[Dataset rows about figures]

>>

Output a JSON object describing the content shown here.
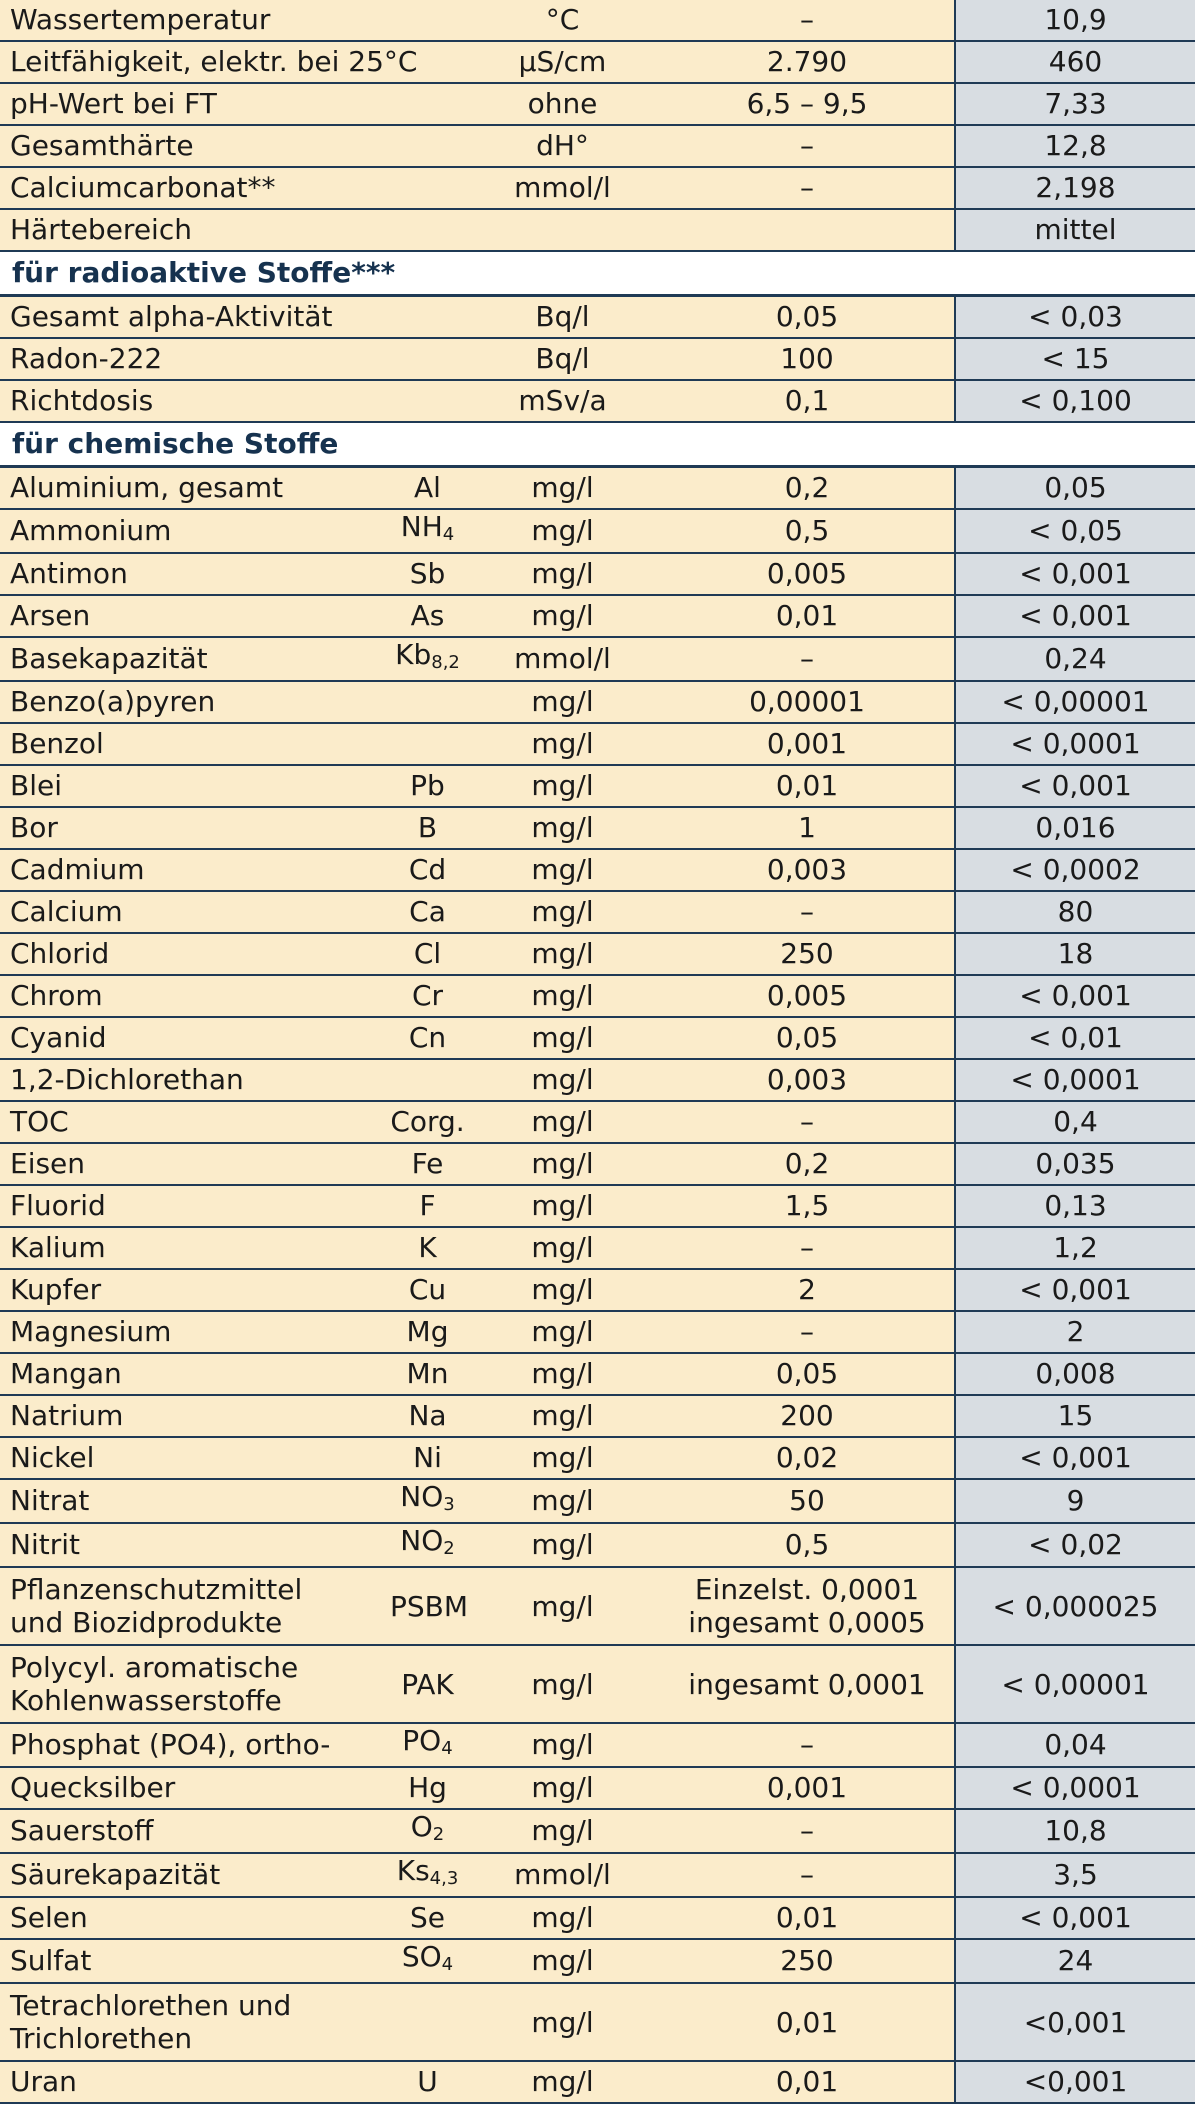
{
  "rows": [
    {
      "type": "data",
      "name": "Wassertemperatur",
      "symbol": "",
      "unit": "°C",
      "limit": "–",
      "value": "10,9"
    },
    {
      "type": "data",
      "name": "Leitfähigkeit, elektr. bei 25°C",
      "symbol": "",
      "unit": "µS/cm",
      "limit": "2.790",
      "value": "460"
    },
    {
      "type": "data",
      "name": "pH-Wert bei FT",
      "symbol": "",
      "unit": "ohne",
      "limit": "6,5 – 9,5",
      "value": "7,33"
    },
    {
      "type": "data",
      "name": "Gesamthärte",
      "symbol": "",
      "unit": "dH°",
      "limit": "–",
      "value": "12,8"
    },
    {
      "type": "data",
      "name": "Calciumcarbonat**",
      "symbol": "",
      "unit": "mmol/l",
      "limit": "–",
      "value": "2,198"
    },
    {
      "type": "data",
      "name": "Härtebereich",
      "symbol": "",
      "unit": "",
      "limit": "",
      "value": "mittel"
    },
    {
      "type": "section",
      "label": "für radioaktive Stoffe***"
    },
    {
      "type": "data",
      "name": "Gesamt alpha-Aktivität",
      "symbol": "",
      "unit": "Bq/l",
      "limit": "0,05",
      "value": "< 0,03"
    },
    {
      "type": "data",
      "name": "Radon-222",
      "symbol": "",
      "unit": "Bq/l",
      "limit": "100",
      "value": "< 15"
    },
    {
      "type": "data",
      "name": "Richtdosis",
      "symbol": "",
      "unit": "mSv/a",
      "limit": "0,1",
      "value": "< 0,100"
    },
    {
      "type": "section",
      "label": "für chemische Stoffe"
    },
    {
      "type": "data",
      "name": "Aluminium, gesamt",
      "symbol": "Al",
      "unit": "mg/l",
      "limit": "0,2",
      "value": "0,05"
    },
    {
      "type": "data",
      "name": "Ammonium",
      "symbol": "NH",
      "sub": "4",
      "unit": "mg/l",
      "limit": "0,5",
      "value": "< 0,05"
    },
    {
      "type": "data",
      "name": "Antimon",
      "symbol": "Sb",
      "unit": "mg/l",
      "limit": "0,005",
      "value": "< 0,001"
    },
    {
      "type": "data",
      "name": "Arsen",
      "symbol": "As",
      "unit": "mg/l",
      "limit": "0,01",
      "value": "< 0,001"
    },
    {
      "type": "data",
      "name": "Basekapazität",
      "symbol": "Kb",
      "sub": "8,2",
      "unit": "mmol/l",
      "limit": "–",
      "value": "0,24"
    },
    {
      "type": "data",
      "name": "Benzo(a)pyren",
      "symbol": "",
      "unit": "mg/l",
      "limit": "0,00001",
      "value": "< 0,00001"
    },
    {
      "type": "data",
      "name": "Benzol",
      "symbol": "",
      "unit": "mg/l",
      "limit": "0,001",
      "value": "< 0,0001"
    },
    {
      "type": "data",
      "name": "Blei",
      "symbol": "Pb",
      "unit": "mg/l",
      "limit": "0,01",
      "value": "< 0,001"
    },
    {
      "type": "data",
      "name": "Bor",
      "symbol": "B",
      "unit": "mg/l",
      "limit": "1",
      "value": "0,016"
    },
    {
      "type": "data",
      "name": "Cadmium",
      "symbol": "Cd",
      "unit": "mg/l",
      "limit": "0,003",
      "value": "< 0,0002"
    },
    {
      "type": "data",
      "name": "Calcium",
      "symbol": "Ca",
      "unit": "mg/l",
      "limit": "–",
      "value": "80"
    },
    {
      "type": "data",
      "name": "Chlorid",
      "symbol": "Cl",
      "unit": "mg/l",
      "limit": "250",
      "value": "18"
    },
    {
      "type": "data",
      "name": "Chrom",
      "symbol": "Cr",
      "unit": "mg/l",
      "limit": "0,005",
      "value": "< 0,001"
    },
    {
      "type": "data",
      "name": "Cyanid",
      "symbol": "Cn",
      "unit": "mg/l",
      "limit": "0,05",
      "value": "< 0,01"
    },
    {
      "type": "data",
      "name": "1,2-Dichlorethan",
      "symbol": "",
      "unit": "mg/l",
      "limit": "0,003",
      "value": "< 0,0001"
    },
    {
      "type": "data",
      "name": "TOC",
      "symbol": "Corg.",
      "unit": "mg/l",
      "limit": "–",
      "value": "0,4"
    },
    {
      "type": "data",
      "name": "Eisen",
      "symbol": "Fe",
      "unit": "mg/l",
      "limit": "0,2",
      "value": "0,035"
    },
    {
      "type": "data",
      "name": "Fluorid",
      "symbol": "F",
      "unit": "mg/l",
      "limit": "1,5",
      "value": "0,13"
    },
    {
      "type": "data",
      "name": "Kalium",
      "symbol": "K",
      "unit": "mg/l",
      "limit": "–",
      "value": "1,2"
    },
    {
      "type": "data",
      "name": "Kupfer",
      "symbol": "Cu",
      "unit": "mg/l",
      "limit": "2",
      "value": "< 0,001"
    },
    {
      "type": "data",
      "name": "Magnesium",
      "symbol": "Mg",
      "unit": "mg/l",
      "limit": "–",
      "value": "2"
    },
    {
      "type": "data",
      "name": "Mangan",
      "symbol": "Mn",
      "unit": "mg/l",
      "limit": "0,05",
      "value": "0,008"
    },
    {
      "type": "data",
      "name": "Natrium",
      "symbol": "Na",
      "unit": "mg/l",
      "limit": "200",
      "value": "15"
    },
    {
      "type": "data",
      "name": "Nickel",
      "symbol": "Ni",
      "unit": "mg/l",
      "limit": "0,02",
      "value": "< 0,001"
    },
    {
      "type": "data",
      "name": "Nitrat",
      "symbol": "NO",
      "sub": "3",
      "unit": "mg/l",
      "limit": "50",
      "value": "9"
    },
    {
      "type": "data",
      "name": "Nitrit",
      "symbol": "NO",
      "sub": "2",
      "unit": "mg/l",
      "limit": "0,5",
      "value": "< 0,02"
    },
    {
      "type": "data",
      "tall": true,
      "name": "Pflanzenschutzmittel\nund Biozidprodukte",
      "symbol": "PSBM",
      "unit": "mg/l",
      "limit": "Einzelst. 0,0001\ningesamt 0,0005",
      "value": "< 0,000025"
    },
    {
      "type": "data",
      "tall": true,
      "name": "Polycyl. aromatische\nKohlenwasserstoffe",
      "symbol": "PAK",
      "unit": "mg/l",
      "limit": "ingesamt 0,0001",
      "value": "< 0,00001"
    },
    {
      "type": "data",
      "name": "Phosphat (PO4), ortho-",
      "symbol": "PO",
      "sub": "4",
      "unit": "mg/l",
      "limit": "–",
      "value": "0,04"
    },
    {
      "type": "data",
      "name": "Quecksilber",
      "symbol": "Hg",
      "unit": "mg/l",
      "limit": "0,001",
      "value": "< 0,0001"
    },
    {
      "type": "data",
      "name": "Sauerstoff",
      "symbol": "O",
      "sub": "2",
      "unit": "mg/l",
      "limit": "–",
      "value": "10,8"
    },
    {
      "type": "data",
      "name": "Säurekapazität",
      "symbol": "Ks",
      "sub": "4,3",
      "unit": "mmol/l",
      "limit": "–",
      "value": "3,5"
    },
    {
      "type": "data",
      "name": "Selen",
      "symbol": "Se",
      "unit": "mg/l",
      "limit": "0,01",
      "value": "< 0,001"
    },
    {
      "type": "data",
      "name": "Sulfat",
      "symbol": "SO",
      "sub": "4",
      "unit": "mg/l",
      "limit": "250",
      "value": "24"
    },
    {
      "type": "data",
      "tall": true,
      "name": "Tetrachlorethen und\nTrichlorethen",
      "symbol": "",
      "unit": "mg/l",
      "limit": "0,01",
      "value": "<0,001"
    },
    {
      "type": "data",
      "name": "Uran",
      "symbol": "U",
      "unit": "mg/l",
      "limit": "0,01",
      "value": "<0,001"
    }
  ]
}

<<

What to do: Without the pictures, restate all the entries above exactly.

Result:
Output a JSON object describing the content shown here.
{
  "rows": [
    {
      "type": "data",
      "name": "Wassertemperatur",
      "symbol": "",
      "unit": "°C",
      "limit": "–",
      "value": "10,9"
    },
    {
      "type": "data",
      "name": "Leitfähigkeit, elektr. bei 25°C",
      "symbol": "",
      "unit": "µS/cm",
      "limit": "2.790",
      "value": "460"
    },
    {
      "type": "data",
      "name": "pH-Wert bei FT",
      "symbol": "",
      "unit": "ohne",
      "limit": "6,5 – 9,5",
      "value": "7,33"
    },
    {
      "type": "data",
      "name": "Gesamthärte",
      "symbol": "",
      "unit": "dH°",
      "limit": "–",
      "value": "12,8"
    },
    {
      "type": "data",
      "name": "Calciumcarbonat**",
      "symbol": "",
      "unit": "mmol/l",
      "limit": "–",
      "value": "2,198"
    },
    {
      "type": "data",
      "name": "Härtebereich",
      "symbol": "",
      "unit": "",
      "limit": "",
      "value": "mittel"
    },
    {
      "type": "section",
      "label": "für radioaktive Stoffe***"
    },
    {
      "type": "data",
      "name": "Gesamt alpha-Aktivität",
      "symbol": "",
      "unit": "Bq/l",
      "limit": "0,05",
      "value": "< 0,03"
    },
    {
      "type": "data",
      "name": "Radon-222",
      "symbol": "",
      "unit": "Bq/l",
      "limit": "100",
      "value": "< 15"
    },
    {
      "type": "data",
      "name": "Richtdosis",
      "symbol": "",
      "unit": "mSv/a",
      "limit": "0,1",
      "value": "< 0,100"
    },
    {
      "type": "section",
      "label": "für chemische Stoffe"
    },
    {
      "type": "data",
      "name": "Aluminium, gesamt",
      "symbol": "Al",
      "unit": "mg/l",
      "limit": "0,2",
      "value": "0,05"
    },
    {
      "type": "data",
      "name": "Ammonium",
      "symbol": "NH",
      "sub": "4",
      "unit": "mg/l",
      "limit": "0,5",
      "value": "< 0,05"
    },
    {
      "type": "data",
      "name": "Antimon",
      "symbol": "Sb",
      "unit": "mg/l",
      "limit": "0,005",
      "value": "< 0,001"
    },
    {
      "type": "data",
      "name": "Arsen",
      "symbol": "As",
      "unit": "mg/l",
      "limit": "0,01",
      "value": "< 0,001"
    },
    {
      "type": "data",
      "name": "Basekapazität",
      "symbol": "Kb",
      "sub": "8,2",
      "unit": "mmol/l",
      "limit": "–",
      "value": "0,24"
    },
    {
      "type": "data",
      "name": "Benzo(a)pyren",
      "symbol": "",
      "unit": "mg/l",
      "limit": "0,00001",
      "value": "< 0,00001"
    },
    {
      "type": "data",
      "name": "Benzol",
      "symbol": "",
      "unit": "mg/l",
      "limit": "0,001",
      "value": "< 0,0001"
    },
    {
      "type": "data",
      "name": "Blei",
      "symbol": "Pb",
      "unit": "mg/l",
      "limit": "0,01",
      "value": "< 0,001"
    },
    {
      "type": "data",
      "name": "Bor",
      "symbol": "B",
      "unit": "mg/l",
      "limit": "1",
      "value": "0,016"
    },
    {
      "type": "data",
      "name": "Cadmium",
      "symbol": "Cd",
      "unit": "mg/l",
      "limit": "0,003",
      "value": "< 0,0002"
    },
    {
      "type": "data",
      "name": "Calcium",
      "symbol": "Ca",
      "unit": "mg/l",
      "limit": "–",
      "value": "80"
    },
    {
      "type": "data",
      "name": "Chlorid",
      "symbol": "Cl",
      "unit": "mg/l",
      "limit": "250",
      "value": "18"
    },
    {
      "type": "data",
      "name": "Chrom",
      "symbol": "Cr",
      "unit": "mg/l",
      "limit": "0,005",
      "value": "< 0,001"
    },
    {
      "type": "data",
      "name": "Cyanid",
      "symbol": "Cn",
      "unit": "mg/l",
      "limit": "0,05",
      "value": "< 0,01"
    },
    {
      "type": "data",
      "name": "1,2-Dichlorethan",
      "symbol": "",
      "unit": "mg/l",
      "limit": "0,003",
      "value": "< 0,0001"
    },
    {
      "type": "data",
      "name": "TOC",
      "symbol": "Corg.",
      "unit": "mg/l",
      "limit": "–",
      "value": "0,4"
    },
    {
      "type": "data",
      "name": "Eisen",
      "symbol": "Fe",
      "unit": "mg/l",
      "limit": "0,2",
      "value": "0,035"
    },
    {
      "type": "data",
      "name": "Fluorid",
      "symbol": "F",
      "unit": "mg/l",
      "limit": "1,5",
      "value": "0,13"
    },
    {
      "type": "data",
      "name": "Kalium",
      "symbol": "K",
      "unit": "mg/l",
      "limit": "–",
      "value": "1,2"
    },
    {
      "type": "data",
      "name": "Kupfer",
      "symbol": "Cu",
      "unit": "mg/l",
      "limit": "2",
      "value": "< 0,001"
    },
    {
      "type": "data",
      "name": "Magnesium",
      "symbol": "Mg",
      "unit": "mg/l",
      "limit": "–",
      "value": "2"
    },
    {
      "type": "data",
      "name": "Mangan",
      "symbol": "Mn",
      "unit": "mg/l",
      "limit": "0,05",
      "value": "0,008"
    },
    {
      "type": "data",
      "name": "Natrium",
      "symbol": "Na",
      "unit": "mg/l",
      "limit": "200",
      "value": "15"
    },
    {
      "type": "data",
      "name": "Nickel",
      "symbol": "Ni",
      "unit": "mg/l",
      "limit": "0,02",
      "value": "< 0,001"
    },
    {
      "type": "data",
      "name": "Nitrat",
      "symbol": "NO",
      "sub": "3",
      "unit": "mg/l",
      "limit": "50",
      "value": "9"
    },
    {
      "type": "data",
      "name": "Nitrit",
      "symbol": "NO",
      "sub": "2",
      "unit": "mg/l",
      "limit": "0,5",
      "value": "< 0,02"
    },
    {
      "type": "data",
      "tall": true,
      "name": "Pflanzenschutzmittel\nund Biozidprodukte",
      "symbol": "PSBM",
      "unit": "mg/l",
      "limit": "Einzelst. 0,0001\ningesamt 0,0005",
      "value": "< 0,000025"
    },
    {
      "type": "data",
      "tall": true,
      "name": "Polycyl. aromatische\nKohlenwasserstoffe",
      "symbol": "PAK",
      "unit": "mg/l",
      "limit": "ingesamt 0,0001",
      "value": "< 0,00001"
    },
    {
      "type": "data",
      "name": "Phosphat (PO4), ortho-",
      "symbol": "PO",
      "sub": "4",
      "unit": "mg/l",
      "limit": "–",
      "value": "0,04"
    },
    {
      "type": "data",
      "name": "Quecksilber",
      "symbol": "Hg",
      "unit": "mg/l",
      "limit": "0,001",
      "value": "< 0,0001"
    },
    {
      "type": "data",
      "name": "Sauerstoff",
      "symbol": "O",
      "sub": "2",
      "unit": "mg/l",
      "limit": "–",
      "value": "10,8"
    },
    {
      "type": "data",
      "name": "Säurekapazität",
      "symbol": "Ks",
      "sub": "4,3",
      "unit": "mmol/l",
      "limit": "–",
      "value": "3,5"
    },
    {
      "type": "data",
      "name": "Selen",
      "symbol": "Se",
      "unit": "mg/l",
      "limit": "0,01",
      "value": "< 0,001"
    },
    {
      "type": "data",
      "name": "Sulfat",
      "symbol": "SO",
      "sub": "4",
      "unit": "mg/l",
      "limit": "250",
      "value": "24"
    },
    {
      "type": "data",
      "tall": true,
      "name": "Tetrachlorethen und\nTrichlorethen",
      "symbol": "",
      "unit": "mg/l",
      "limit": "0,01",
      "value": "<0,001"
    },
    {
      "type": "data",
      "name": "Uran",
      "symbol": "U",
      "unit": "mg/l",
      "limit": "0,01",
      "value": "<0,001"
    }
  ]
}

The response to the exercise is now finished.